* [Given request] Copy out all of the lines below word for word, but omit the pictures.

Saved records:
.....

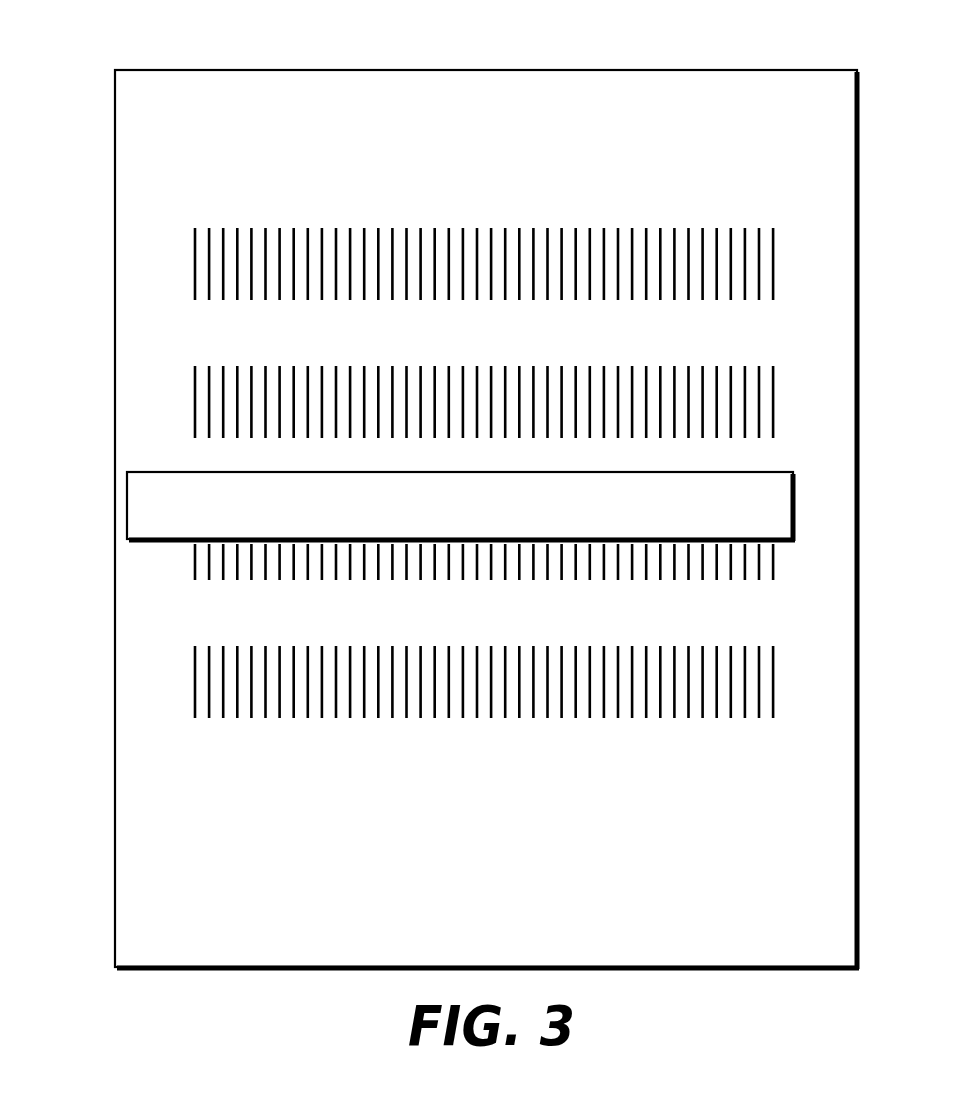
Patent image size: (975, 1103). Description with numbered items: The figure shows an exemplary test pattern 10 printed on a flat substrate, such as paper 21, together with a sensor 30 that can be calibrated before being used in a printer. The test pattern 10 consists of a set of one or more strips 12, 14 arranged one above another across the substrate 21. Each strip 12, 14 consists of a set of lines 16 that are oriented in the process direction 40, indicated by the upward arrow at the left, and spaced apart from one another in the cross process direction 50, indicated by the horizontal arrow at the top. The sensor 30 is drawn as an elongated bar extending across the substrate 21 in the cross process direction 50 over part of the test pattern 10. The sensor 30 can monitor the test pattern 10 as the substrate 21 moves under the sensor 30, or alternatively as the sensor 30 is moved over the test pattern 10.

The test pattern 10 is at (526, 455).
The strip 12 is at (800, 260).
The strip 14 is at (802, 403).
The lines 16 is at (661, 703).
The paper 21 is at (775, 70).
The sensor 30 is at (797, 503).
The process direction 40 is at (67, 592).
The cross process direction 50 is at (375, 37).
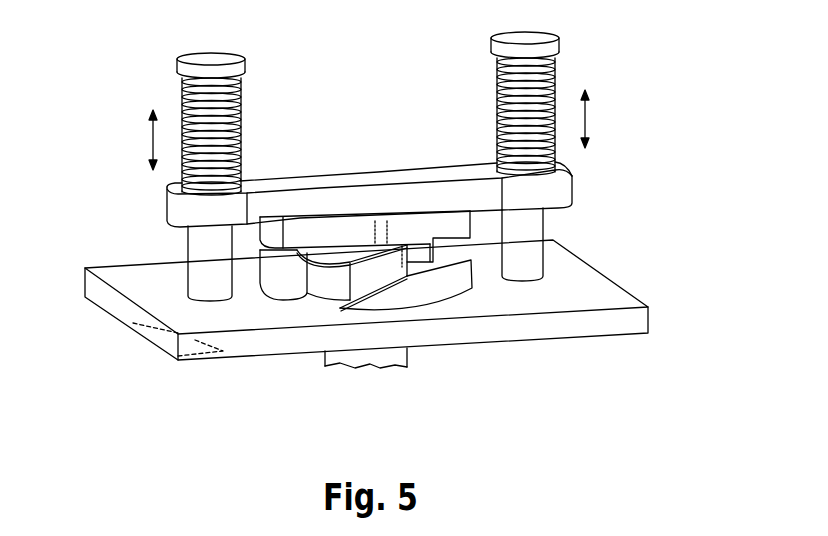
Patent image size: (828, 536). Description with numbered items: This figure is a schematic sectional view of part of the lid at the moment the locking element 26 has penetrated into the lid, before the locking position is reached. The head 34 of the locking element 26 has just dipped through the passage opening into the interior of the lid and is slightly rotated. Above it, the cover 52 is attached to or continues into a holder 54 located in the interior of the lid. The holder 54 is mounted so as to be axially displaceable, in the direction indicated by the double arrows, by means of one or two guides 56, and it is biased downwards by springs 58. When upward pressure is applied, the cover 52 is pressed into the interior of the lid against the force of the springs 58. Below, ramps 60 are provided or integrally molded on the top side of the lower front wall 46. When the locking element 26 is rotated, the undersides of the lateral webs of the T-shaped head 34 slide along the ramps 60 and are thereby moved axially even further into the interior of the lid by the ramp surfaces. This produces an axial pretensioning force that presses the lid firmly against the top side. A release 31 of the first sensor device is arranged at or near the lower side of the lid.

The locking element 26 is at (378, 362).
The release 31 is at (150, 338).
The head 34 is at (333, 290).
The lower front wall 46 is at (630, 288).
The cover 52 is at (322, 236).
The holder 54 is at (378, 166).
The guides 56 is at (207, 252).
The springs 58 is at (181, 88).
The ramps 60 is at (280, 280).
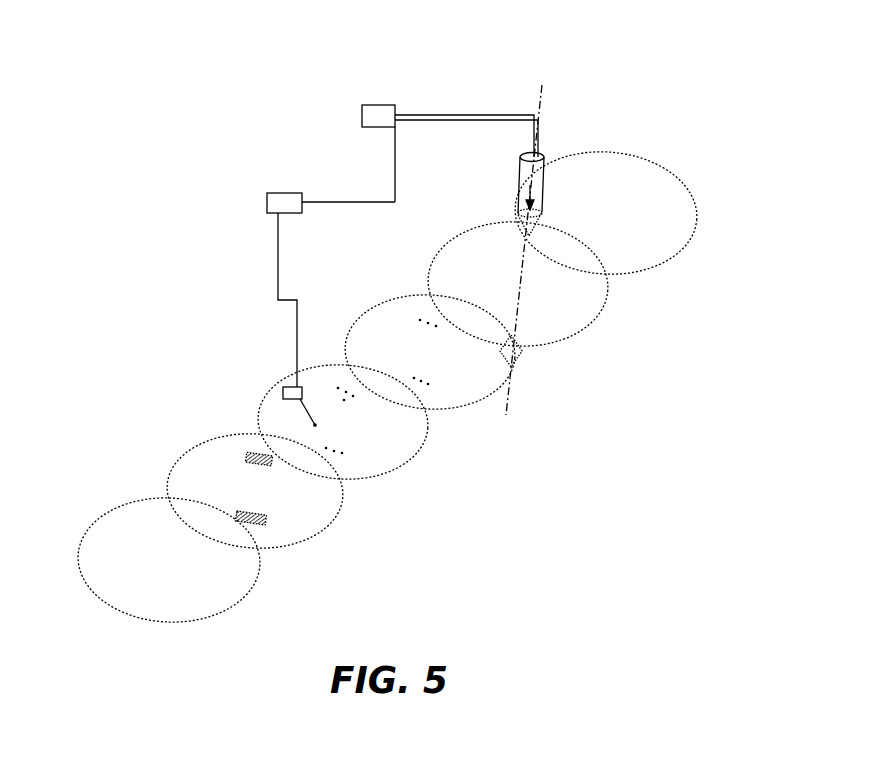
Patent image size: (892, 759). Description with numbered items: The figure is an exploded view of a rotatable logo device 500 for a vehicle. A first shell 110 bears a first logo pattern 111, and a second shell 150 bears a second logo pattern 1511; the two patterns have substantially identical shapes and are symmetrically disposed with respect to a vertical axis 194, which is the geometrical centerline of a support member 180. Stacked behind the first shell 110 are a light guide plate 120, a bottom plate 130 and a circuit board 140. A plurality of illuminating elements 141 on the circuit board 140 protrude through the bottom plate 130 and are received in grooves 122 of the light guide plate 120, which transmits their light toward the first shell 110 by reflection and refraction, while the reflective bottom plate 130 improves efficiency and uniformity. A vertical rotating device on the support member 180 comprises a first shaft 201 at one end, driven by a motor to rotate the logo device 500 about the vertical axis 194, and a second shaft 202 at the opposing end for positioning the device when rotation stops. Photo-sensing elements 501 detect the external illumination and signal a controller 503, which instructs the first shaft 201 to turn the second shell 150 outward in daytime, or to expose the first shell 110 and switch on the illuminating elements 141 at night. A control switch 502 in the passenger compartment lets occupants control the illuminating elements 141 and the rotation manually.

.....

* [Full solution]
Patent image size: (975, 1103). Description with numbered items: The figure shows an exemplary test pattern 10 printed on a flat substrate, such as paper 21, together with a sensor 30 that can be calibrated before being used in a printer. The test pattern 10 consists of a set of one or more strips 12, 14 arranged one above another across the substrate 21. Each strip 12, 14 consists of a set of lines 16 that are oriented in the process direction 40, indicated by the upward arrow at the left, and spaced apart from one another in the cross process direction 50, indicated by the horizontal arrow at the top. The sensor 30 is drawn as an elongated bar extending across the substrate 21 in the cross process direction 50 over part of the test pattern 10. The sensor 30 can monitor the test pattern 10 as the substrate 21 moves under the sensor 30, or alternatively as the sensor 30 is moved over the test pattern 10.

The test pattern 10 is at (526, 455).
The strip 12 is at (800, 260).
The strip 14 is at (802, 403).
The lines 16 is at (661, 703).
The paper 21 is at (775, 70).
The sensor 30 is at (797, 503).
The process direction 40 is at (67, 592).
The cross process direction 50 is at (375, 37).
Patent image size: (828, 536). Description with numbered items: This figure is a schematic sectional view of part of the lid at the moment the locking element 26 has penetrated into the lid, before the locking position is reached. The head 34 of the locking element 26 has just dipped through the passage opening into the interior of the lid and is slightly rotated. Above it, the cover 52 is attached to or continues into a holder 54 located in the interior of the lid. The holder 54 is mounted so as to be axially displaceable, in the direction indicated by the double arrows, by means of one or two guides 56, and it is biased downwards by springs 58. When upward pressure is applied, the cover 52 is pressed into the interior of the lid against the force of the springs 58. Below, ramps 60 are provided or integrally molded on the top side of the lower front wall 46. When the locking element 26 is rotated, the undersides of the lateral webs of the T-shaped head 34 slide along the ramps 60 and are thereby moved axially even further into the interior of the lid by the ramp surfaces. This produces an axial pretensioning force that presses the lid firmly against the top side. A release 31 of the first sensor device is arranged at or near the lower side of the lid.

The locking element 26 is at (378, 362).
The release 31 is at (150, 338).
The head 34 is at (333, 290).
The lower front wall 46 is at (630, 288).
The cover 52 is at (322, 236).
The holder 54 is at (378, 166).
The guides 56 is at (207, 252).
The springs 58 is at (181, 88).
The ramps 60 is at (280, 280).
Patent image size: (892, 759). Description with numbered items: The figure is an exploded view of a rotatable logo device 500 for a vehicle. A first shell 110 bears a first logo pattern 111, and a second shell 150 bears a second logo pattern 1511; the two patterns have substantially identical shapes and are symmetrically disposed with respect to a vertical axis 194, which is the geometrical centerline of a support member 180. Stacked behind the first shell 110 are a light guide plate 120, a bottom plate 130 and a circuit board 140. A plurality of illuminating elements 141 on the circuit board 140 protrude through the bottom plate 130 and are received in grooves 122 of the light guide plate 120, which transmits their light toward the first shell 110 by reflection and refraction, while the reflective bottom plate 130 improves efficiency and uniformity. A vertical rotating device on the support member 180 comprises a first shaft 201 at one end, driven by a motor to rotate the logo device 500 about the vertical axis 194, and a second shaft 202 at the opposing end for positioning the device when rotation stops. Photo-sensing elements 501 detect the external illumination and signal a controller 503, which instructs the first shaft 201 to turn the second shell 150 outward in daytime, or to expose the first shell 110 and switch on the illuminating elements 141 at night. A control switch 502 in the passenger compartment lets occupants control the illuminating elements 141 and the rotation manually.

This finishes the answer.